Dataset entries
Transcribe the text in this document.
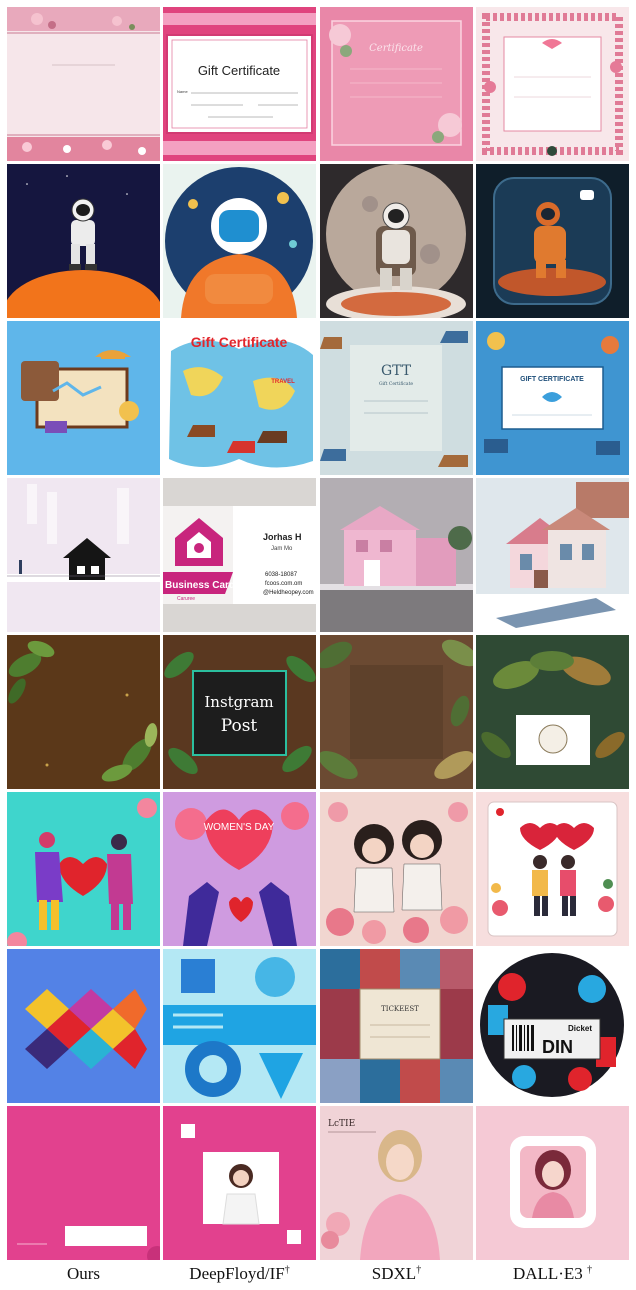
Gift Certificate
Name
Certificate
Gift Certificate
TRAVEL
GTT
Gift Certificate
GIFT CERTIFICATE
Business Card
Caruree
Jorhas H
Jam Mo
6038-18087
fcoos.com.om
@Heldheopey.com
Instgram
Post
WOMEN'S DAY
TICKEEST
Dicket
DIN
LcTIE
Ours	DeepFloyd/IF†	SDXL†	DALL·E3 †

PROBLEM REQUIREMENTS: Transcribe the whole listing, character for character, but not its images.

RESULT:
Transcribe the text in this document.
Gift Certificate
Name
Certificate
Gift Certificate
TRAVEL
GTT
Gift Certificate
GIFT CERTIFICATE
Business Card
Caruree
Jorhas H
Jam Mo
6038-18087
fcoos.com.om
@Heldheopey.com
Instgram
Post
WOMEN'S DAY
TICKEEST
Dicket
DIN
LcTIE
Ours	DeepFloyd/IF†	SDXL†	DALL·E3 †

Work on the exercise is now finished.